Work instructions: Print out every record exactly as it appears.

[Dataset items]
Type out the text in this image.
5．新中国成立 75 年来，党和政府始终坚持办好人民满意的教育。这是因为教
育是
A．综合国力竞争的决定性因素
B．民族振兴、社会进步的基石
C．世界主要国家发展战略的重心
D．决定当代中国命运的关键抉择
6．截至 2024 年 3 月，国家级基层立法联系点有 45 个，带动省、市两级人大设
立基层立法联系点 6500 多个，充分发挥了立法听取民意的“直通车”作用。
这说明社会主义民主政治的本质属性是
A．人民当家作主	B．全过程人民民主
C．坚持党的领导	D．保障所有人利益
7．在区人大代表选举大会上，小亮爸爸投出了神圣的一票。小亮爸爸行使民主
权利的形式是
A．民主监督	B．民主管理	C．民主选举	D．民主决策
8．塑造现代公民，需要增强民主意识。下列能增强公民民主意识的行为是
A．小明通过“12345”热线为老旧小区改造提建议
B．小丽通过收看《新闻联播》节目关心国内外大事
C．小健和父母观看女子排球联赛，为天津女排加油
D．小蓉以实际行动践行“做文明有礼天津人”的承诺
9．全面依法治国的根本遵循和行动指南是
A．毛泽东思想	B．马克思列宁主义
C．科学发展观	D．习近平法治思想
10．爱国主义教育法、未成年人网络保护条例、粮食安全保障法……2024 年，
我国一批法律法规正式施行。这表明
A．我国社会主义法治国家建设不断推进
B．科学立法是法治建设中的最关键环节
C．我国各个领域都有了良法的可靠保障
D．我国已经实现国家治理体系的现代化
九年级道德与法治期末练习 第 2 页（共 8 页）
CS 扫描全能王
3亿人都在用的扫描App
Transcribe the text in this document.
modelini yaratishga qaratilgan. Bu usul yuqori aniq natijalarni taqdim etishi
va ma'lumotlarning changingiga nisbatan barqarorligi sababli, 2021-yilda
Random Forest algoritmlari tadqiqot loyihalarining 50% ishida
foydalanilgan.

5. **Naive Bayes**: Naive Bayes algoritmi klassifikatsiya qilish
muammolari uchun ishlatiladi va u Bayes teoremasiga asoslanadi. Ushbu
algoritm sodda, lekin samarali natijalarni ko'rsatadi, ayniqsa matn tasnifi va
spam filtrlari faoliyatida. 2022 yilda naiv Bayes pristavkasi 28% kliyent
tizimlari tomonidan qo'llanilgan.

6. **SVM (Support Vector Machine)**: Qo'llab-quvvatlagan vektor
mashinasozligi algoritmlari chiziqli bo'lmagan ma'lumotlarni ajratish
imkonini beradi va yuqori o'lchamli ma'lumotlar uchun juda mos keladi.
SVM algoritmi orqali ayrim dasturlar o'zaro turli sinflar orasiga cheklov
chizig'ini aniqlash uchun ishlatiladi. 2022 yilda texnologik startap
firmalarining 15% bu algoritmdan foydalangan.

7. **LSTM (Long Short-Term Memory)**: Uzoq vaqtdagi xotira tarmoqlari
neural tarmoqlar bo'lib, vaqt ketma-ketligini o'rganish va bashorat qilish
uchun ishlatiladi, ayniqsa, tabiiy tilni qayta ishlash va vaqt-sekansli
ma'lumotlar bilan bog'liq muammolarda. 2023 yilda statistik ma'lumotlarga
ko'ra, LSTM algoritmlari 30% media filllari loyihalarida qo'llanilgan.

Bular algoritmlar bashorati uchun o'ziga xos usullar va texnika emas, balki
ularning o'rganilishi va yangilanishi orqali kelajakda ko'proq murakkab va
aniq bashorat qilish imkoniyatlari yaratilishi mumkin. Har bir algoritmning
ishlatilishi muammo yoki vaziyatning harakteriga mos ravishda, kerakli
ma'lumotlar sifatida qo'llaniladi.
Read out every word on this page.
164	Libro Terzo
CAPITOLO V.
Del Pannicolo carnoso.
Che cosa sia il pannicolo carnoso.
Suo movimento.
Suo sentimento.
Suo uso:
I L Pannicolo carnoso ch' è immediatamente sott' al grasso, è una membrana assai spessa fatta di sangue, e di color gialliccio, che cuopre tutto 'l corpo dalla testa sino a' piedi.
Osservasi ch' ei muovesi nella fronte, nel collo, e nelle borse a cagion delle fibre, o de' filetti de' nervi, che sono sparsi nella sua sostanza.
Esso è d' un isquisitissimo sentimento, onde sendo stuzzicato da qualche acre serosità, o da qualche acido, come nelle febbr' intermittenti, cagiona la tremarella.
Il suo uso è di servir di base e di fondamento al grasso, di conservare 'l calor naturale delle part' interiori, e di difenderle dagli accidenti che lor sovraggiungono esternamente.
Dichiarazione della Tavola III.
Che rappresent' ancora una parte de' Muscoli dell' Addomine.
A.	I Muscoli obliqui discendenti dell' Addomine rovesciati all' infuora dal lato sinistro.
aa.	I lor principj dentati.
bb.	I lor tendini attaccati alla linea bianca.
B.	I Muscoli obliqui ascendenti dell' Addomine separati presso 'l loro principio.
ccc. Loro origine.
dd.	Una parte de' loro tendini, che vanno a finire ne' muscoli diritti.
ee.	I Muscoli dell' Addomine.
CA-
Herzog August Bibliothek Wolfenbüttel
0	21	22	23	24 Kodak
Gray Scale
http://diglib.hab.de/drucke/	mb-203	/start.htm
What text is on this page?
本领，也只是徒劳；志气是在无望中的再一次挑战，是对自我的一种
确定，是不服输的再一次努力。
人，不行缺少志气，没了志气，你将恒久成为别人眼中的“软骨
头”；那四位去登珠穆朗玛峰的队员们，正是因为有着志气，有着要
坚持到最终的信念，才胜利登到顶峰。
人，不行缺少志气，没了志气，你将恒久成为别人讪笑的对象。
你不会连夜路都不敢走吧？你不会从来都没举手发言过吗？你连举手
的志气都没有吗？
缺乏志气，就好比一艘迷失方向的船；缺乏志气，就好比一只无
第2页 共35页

Result of the task:
Type out the text in this image.
5．新中国成立 75 年来，党和政府始终坚持办好人民满意的教育。这是因为教
育是
A．综合国力竞争的决定性因素
B．民族振兴、社会进步的基石
C．世界主要国家发展战略的重心
D．决定当代中国命运的关键抉择
6．截至 2024 年 3 月，国家级基层立法联系点有 45 个，带动省、市两级人大设
立基层立法联系点 6500 多个，充分发挥了立法听取民意的“直通车”作用。
这说明社会主义民主政治的本质属性是
A．人民当家作主	B．全过程人民民主
C．坚持党的领导	D．保障所有人利益
7．在区人大代表选举大会上，小亮爸爸投出了神圣的一票。小亮爸爸行使民主
权利的形式是
A．民主监督	B．民主管理	C．民主选举	D．民主决策
8．塑造现代公民，需要增强民主意识。下列能增强公民民主意识的行为是
A．小明通过“12345”热线为老旧小区改造提建议
B．小丽通过收看《新闻联播》节目关心国内外大事
C．小健和父母观看女子排球联赛，为天津女排加油
D．小蓉以实际行动践行“做文明有礼天津人”的承诺
9．全面依法治国的根本遵循和行动指南是
A．毛泽东思想	B．马克思列宁主义
C．科学发展观	D．习近平法治思想
10．爱国主义教育法、未成年人网络保护条例、粮食安全保障法……2024 年，
我国一批法律法规正式施行。这表明
A．我国社会主义法治国家建设不断推进
B．科学立法是法治建设中的最关键环节
C．我国各个领域都有了良法的可靠保障
D．我国已经实现国家治理体系的现代化
九年级道德与法治期末练习 第 2 页（共 8 页）
CS 扫描全能王
3亿人都在用的扫描App
Transcribe the text in this document.
modelini yaratishga qaratilgan. Bu usul yuqori aniq natijalarni taqdim etishi
va ma'lumotlarning changingiga nisbatan barqarorligi sababli, 2021-yilda
Random Forest algoritmlari tadqiqot loyihalarining 50% ishida
foydalanilgan.

5. **Naive Bayes**: Naive Bayes algoritmi klassifikatsiya qilish
muammolari uchun ishlatiladi va u Bayes teoremasiga asoslanadi. Ushbu
algoritm sodda, lekin samarali natijalarni ko'rsatadi, ayniqsa matn tasnifi va
spam filtrlari faoliyatida. 2022 yilda naiv Bayes pristavkasi 28% kliyent
tizimlari tomonidan qo'llanilgan.

6. **SVM (Support Vector Machine)**: Qo'llab-quvvatlagan vektor
mashinasozligi algoritmlari chiziqli bo'lmagan ma'lumotlarni ajratish
imkonini beradi va yuqori o'lchamli ma'lumotlar uchun juda mos keladi.
SVM algoritmi orqali ayrim dasturlar o'zaro turli sinflar orasiga cheklov
chizig'ini aniqlash uchun ishlatiladi. 2022 yilda texnologik startap
firmalarining 15% bu algoritmdan foydalangan.

7. **LSTM (Long Short-Term Memory)**: Uzoq vaqtdagi xotira tarmoqlari
neural tarmoqlar bo'lib, vaqt ketma-ketligini o'rganish va bashorat qilish
uchun ishlatiladi, ayniqsa, tabiiy tilni qayta ishlash va vaqt-sekansli
ma'lumotlar bilan bog'liq muammolarda. 2023 yilda statistik ma'lumotlarga
ko'ra, LSTM algoritmlari 30% media filllari loyihalarida qo'llanilgan.

Bular algoritmlar bashorati uchun o'ziga xos usullar va texnika emas, balki
ularning o'rganilishi va yangilanishi orqali kelajakda ko'proq murakkab va
aniq bashorat qilish imkoniyatlari yaratilishi mumkin. Har bir algoritmning
ishlatilishi muammo yoki vaziyatning harakteriga mos ravishda, kerakli
ma'lumotlar sifatida qo'llaniladi.
Read out every word on this page.
164	Libro Terzo
CAPITOLO V.
Del Pannicolo carnoso.
Che cosa sia il pannicolo carnoso.
Suo movimento.
Suo sentimento.
Suo uso:
I L Pannicolo carnoso ch' è immediatamente sott' al grasso, è una membrana assai spessa fatta di sangue, e di color gialliccio, che cuopre tutto 'l corpo dalla testa sino a' piedi.
Osservasi ch' ei muovesi nella fronte, nel collo, e nelle borse a cagion delle fibre, o de' filetti de' nervi, che sono sparsi nella sua sostanza.
Esso è d' un isquisitissimo sentimento, onde sendo stuzzicato da qualche acre serosità, o da qualche acido, come nelle febbr' intermittenti, cagiona la tremarella.
Il suo uso è di servir di base e di fondamento al grasso, di conservare 'l calor naturale delle part' interiori, e di difenderle dagli accidenti che lor sovraggiungono esternamente.
Dichiarazione della Tavola III.
Che rappresent' ancora una parte de' Muscoli dell' Addomine.
A.	I Muscoli obliqui discendenti dell' Addomine rovesciati all' infuora dal lato sinistro.
aa.	I lor principj dentati.
bb.	I lor tendini attaccati alla linea bianca.
B.	I Muscoli obliqui ascendenti dell' Addomine separati presso 'l loro principio.
ccc. Loro origine.
dd.	Una parte de' loro tendini, che vanno a finire ne' muscoli diritti.
ee.	I Muscoli dell' Addomine.
CA-
Herzog August Bibliothek Wolfenbüttel
0	21	22	23	24 Kodak
Gray Scale
http://diglib.hab.de/drucke/	mb-203	/start.htm
What text is on this page?
本领，也只是徒劳；志气是在无望中的再一次挑战，是对自我的一种
确定，是不服输的再一次努力。
人，不行缺少志气，没了志气，你将恒久成为别人眼中的“软骨
头”；那四位去登珠穆朗玛峰的队员们，正是因为有着志气，有着要
坚持到最终的信念，才胜利登到顶峰。
人，不行缺少志气，没了志气，你将恒久成为别人讪笑的对象。
你不会连夜路都不敢走吧？你不会从来都没举手发言过吗？你连举手
的志气都没有吗？
缺乏志气，就好比一艘迷失方向的船；缺乏志气，就好比一只无
第2页 共35页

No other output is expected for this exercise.